# Enunciado de la tarea
Responde con datos del texto sobre el estigma de las artes marciales:
(a) ¿Qué deporte se considera noble por tener reglas estrictas?
(b) ¿Qué debería hacer la disciplina marcial bien enseñada con los impulsos de quien ya arrastra inseguridades?
(c) ¿Qué hace falta para que la discusión deje de moverse entre el prejuicio y la anécdota?

Contacto y paranoia: el estigma que persigue a las artes marciales
Que los practicantes de deportes de contacto sean tachados de paranoicos y violentos no es nuevo, pero el debate resurge cada vez que un caso de agresividad extradeportiva sale a la luz. La pregunta no es si hay individuos problemáticos —los hay en cualquier disciplina— sino si el entorno de las artes marciales mixtas (MMA) y el grappling atrae o genera perfiles inestables.
Los testimonios directos apuntan a una experiencia personal: quien entrena estos deportes describe a compañeros con actitudes agresivas fuera del tatami, desde llevar navajas a citas hasta presumir de poder matar. Sin embargo, también hay quien diferencia: el boxeo, con reglas estrictas, se considera un deporte noble, mientras que la falta de regulación en otras modalidades alimentaría el culto a la violencia.
La sombra de la sexualización planea sobre el debate. El contacto físico prolongado entre hombres se interpreta por algunos como algo turbio, una mezcla de homofobia latente y la incomodidad ante la intimidad forzada del combate cuerpo a cuerpo. Es fácil caer en el prejuicio: llamar «marica» al que rechaza la pelea es tan antiguo como el propio ring.
¿Hay datos que respalden que los deportes de contacto vuelven paranoicos a quienes los practican? Más bien parece al revés: la paranoia previa al deporte. Quien ya arrastra inseguridades busca un entorno donde la dominación física sea moneda corriente. La disciplina marcial, cuando se enseña bien, debería templar esos impulsos, no exacerbarlos.
El estigma persiste porque cada incidente aislado —el que lleva un arma a una cita, el que se enorgullece de su capacidad letal— pesa más que los cientos de entrenamientos anónimos y respetuosos. Mientras no haya estadísticas sólidas, la discusión se moverá entre el prejuicio y la anécdota.

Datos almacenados
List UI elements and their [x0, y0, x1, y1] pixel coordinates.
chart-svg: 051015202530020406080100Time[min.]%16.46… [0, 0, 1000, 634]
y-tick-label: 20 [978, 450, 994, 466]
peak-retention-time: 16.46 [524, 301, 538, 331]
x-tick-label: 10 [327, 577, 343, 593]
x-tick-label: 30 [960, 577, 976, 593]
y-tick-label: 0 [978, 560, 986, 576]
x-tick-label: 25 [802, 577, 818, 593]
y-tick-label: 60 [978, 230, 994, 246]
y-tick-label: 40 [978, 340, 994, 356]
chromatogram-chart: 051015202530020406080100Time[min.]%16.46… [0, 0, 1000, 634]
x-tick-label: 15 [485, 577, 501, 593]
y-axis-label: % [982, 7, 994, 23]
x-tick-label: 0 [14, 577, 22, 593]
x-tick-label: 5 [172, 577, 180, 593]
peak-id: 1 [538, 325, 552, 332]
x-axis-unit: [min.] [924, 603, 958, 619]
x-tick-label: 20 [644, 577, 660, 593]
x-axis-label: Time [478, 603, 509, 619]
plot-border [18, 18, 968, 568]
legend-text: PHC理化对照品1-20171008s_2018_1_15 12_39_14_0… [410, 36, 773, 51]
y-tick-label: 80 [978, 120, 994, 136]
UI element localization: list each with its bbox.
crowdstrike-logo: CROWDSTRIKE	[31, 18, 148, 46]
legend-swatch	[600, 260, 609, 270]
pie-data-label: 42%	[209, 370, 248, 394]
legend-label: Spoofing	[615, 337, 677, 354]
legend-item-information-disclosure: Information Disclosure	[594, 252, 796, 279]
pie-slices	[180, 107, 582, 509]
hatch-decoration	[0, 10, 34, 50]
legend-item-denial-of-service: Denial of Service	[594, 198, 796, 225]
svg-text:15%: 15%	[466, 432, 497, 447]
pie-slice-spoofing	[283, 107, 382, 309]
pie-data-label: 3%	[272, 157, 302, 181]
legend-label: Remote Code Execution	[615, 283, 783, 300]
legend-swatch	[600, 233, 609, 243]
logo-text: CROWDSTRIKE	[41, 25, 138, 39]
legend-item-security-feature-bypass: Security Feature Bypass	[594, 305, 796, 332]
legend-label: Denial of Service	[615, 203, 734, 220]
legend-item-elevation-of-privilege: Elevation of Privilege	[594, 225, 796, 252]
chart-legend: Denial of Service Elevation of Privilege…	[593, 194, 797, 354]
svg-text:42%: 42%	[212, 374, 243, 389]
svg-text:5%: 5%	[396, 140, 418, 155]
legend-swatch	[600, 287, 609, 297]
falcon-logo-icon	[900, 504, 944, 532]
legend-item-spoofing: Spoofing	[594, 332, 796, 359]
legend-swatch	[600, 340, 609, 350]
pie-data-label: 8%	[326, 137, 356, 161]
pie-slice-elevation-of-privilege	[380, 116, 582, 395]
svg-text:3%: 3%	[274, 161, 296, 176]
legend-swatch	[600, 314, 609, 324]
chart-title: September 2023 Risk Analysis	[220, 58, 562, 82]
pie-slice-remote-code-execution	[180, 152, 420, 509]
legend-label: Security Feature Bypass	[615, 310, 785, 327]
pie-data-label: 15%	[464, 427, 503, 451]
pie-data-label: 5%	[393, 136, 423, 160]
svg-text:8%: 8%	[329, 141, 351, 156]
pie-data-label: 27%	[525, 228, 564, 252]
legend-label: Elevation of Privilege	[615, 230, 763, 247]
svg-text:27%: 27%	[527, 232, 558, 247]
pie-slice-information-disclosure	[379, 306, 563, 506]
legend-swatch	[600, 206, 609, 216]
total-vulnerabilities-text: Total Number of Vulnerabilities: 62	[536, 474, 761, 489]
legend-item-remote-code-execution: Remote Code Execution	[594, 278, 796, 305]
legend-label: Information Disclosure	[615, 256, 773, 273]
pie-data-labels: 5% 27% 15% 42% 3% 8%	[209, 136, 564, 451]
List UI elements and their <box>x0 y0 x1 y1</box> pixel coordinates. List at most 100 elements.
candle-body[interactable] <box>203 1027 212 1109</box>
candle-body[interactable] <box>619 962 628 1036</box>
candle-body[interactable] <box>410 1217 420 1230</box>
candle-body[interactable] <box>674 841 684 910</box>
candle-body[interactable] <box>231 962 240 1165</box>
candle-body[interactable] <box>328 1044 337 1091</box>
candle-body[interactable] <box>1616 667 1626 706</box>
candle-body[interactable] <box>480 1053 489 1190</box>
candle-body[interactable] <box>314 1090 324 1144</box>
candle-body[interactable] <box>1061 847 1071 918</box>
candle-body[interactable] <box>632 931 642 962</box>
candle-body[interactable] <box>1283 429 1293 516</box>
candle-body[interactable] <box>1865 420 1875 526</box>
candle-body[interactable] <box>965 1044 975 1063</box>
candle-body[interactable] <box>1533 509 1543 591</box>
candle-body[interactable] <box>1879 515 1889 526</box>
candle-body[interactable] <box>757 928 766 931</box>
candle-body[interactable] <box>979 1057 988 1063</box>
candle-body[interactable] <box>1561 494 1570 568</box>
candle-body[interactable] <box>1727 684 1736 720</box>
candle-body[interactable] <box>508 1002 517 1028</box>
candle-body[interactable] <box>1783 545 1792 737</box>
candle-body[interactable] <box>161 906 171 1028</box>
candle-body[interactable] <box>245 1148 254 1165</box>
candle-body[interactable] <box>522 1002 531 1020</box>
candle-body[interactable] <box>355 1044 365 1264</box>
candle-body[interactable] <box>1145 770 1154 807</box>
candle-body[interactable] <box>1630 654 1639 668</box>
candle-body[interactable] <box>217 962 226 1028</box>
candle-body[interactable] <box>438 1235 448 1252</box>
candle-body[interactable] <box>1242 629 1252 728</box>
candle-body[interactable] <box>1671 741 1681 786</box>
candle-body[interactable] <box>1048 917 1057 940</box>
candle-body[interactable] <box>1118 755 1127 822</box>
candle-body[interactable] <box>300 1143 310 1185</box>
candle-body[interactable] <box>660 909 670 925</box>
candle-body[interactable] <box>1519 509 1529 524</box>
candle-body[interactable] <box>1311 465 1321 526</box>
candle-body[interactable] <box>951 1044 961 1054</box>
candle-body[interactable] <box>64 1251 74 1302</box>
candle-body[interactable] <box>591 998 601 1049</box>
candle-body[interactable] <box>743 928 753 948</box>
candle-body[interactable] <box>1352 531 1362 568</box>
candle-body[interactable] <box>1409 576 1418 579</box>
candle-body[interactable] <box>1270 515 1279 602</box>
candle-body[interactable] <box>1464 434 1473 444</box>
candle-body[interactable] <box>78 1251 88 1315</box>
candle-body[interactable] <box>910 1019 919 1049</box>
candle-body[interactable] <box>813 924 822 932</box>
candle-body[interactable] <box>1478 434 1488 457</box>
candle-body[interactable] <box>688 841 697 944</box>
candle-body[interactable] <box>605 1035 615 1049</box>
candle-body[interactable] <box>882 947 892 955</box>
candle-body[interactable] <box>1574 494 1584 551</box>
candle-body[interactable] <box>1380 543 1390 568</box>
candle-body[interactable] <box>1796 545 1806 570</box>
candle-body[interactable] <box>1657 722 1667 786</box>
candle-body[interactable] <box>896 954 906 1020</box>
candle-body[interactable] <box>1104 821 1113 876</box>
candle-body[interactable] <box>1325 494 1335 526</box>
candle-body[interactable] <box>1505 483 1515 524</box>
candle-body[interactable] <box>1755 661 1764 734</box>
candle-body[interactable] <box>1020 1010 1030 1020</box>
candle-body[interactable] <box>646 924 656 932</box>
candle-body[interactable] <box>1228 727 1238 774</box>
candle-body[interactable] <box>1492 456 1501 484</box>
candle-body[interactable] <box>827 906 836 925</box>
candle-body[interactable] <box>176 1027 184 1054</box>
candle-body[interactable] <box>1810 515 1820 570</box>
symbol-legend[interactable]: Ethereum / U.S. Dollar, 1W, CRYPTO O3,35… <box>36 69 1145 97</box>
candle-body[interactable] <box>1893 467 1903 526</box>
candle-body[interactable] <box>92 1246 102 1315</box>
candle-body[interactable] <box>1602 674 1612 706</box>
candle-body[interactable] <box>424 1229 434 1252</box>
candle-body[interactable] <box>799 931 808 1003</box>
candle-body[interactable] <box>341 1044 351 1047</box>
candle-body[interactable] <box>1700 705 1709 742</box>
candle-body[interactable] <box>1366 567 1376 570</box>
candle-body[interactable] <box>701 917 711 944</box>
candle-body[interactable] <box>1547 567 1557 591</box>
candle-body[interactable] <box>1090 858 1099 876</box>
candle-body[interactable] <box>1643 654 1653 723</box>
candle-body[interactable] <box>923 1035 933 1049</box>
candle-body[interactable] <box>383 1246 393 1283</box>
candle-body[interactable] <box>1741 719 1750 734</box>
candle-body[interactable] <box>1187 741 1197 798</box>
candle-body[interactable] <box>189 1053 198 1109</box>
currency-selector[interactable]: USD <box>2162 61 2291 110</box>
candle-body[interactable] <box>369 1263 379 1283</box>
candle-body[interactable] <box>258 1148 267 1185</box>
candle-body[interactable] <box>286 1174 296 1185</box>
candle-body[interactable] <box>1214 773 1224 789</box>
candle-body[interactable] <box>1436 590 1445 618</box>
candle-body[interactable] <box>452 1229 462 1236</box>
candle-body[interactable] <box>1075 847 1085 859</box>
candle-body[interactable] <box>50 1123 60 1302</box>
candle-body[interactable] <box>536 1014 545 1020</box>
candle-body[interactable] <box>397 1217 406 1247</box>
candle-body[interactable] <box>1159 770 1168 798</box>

# Resultado del ejercicio
(a) El boxeo.
(b) Templarlos, no exacerbarlos.
(c) Estadísticas sólidas.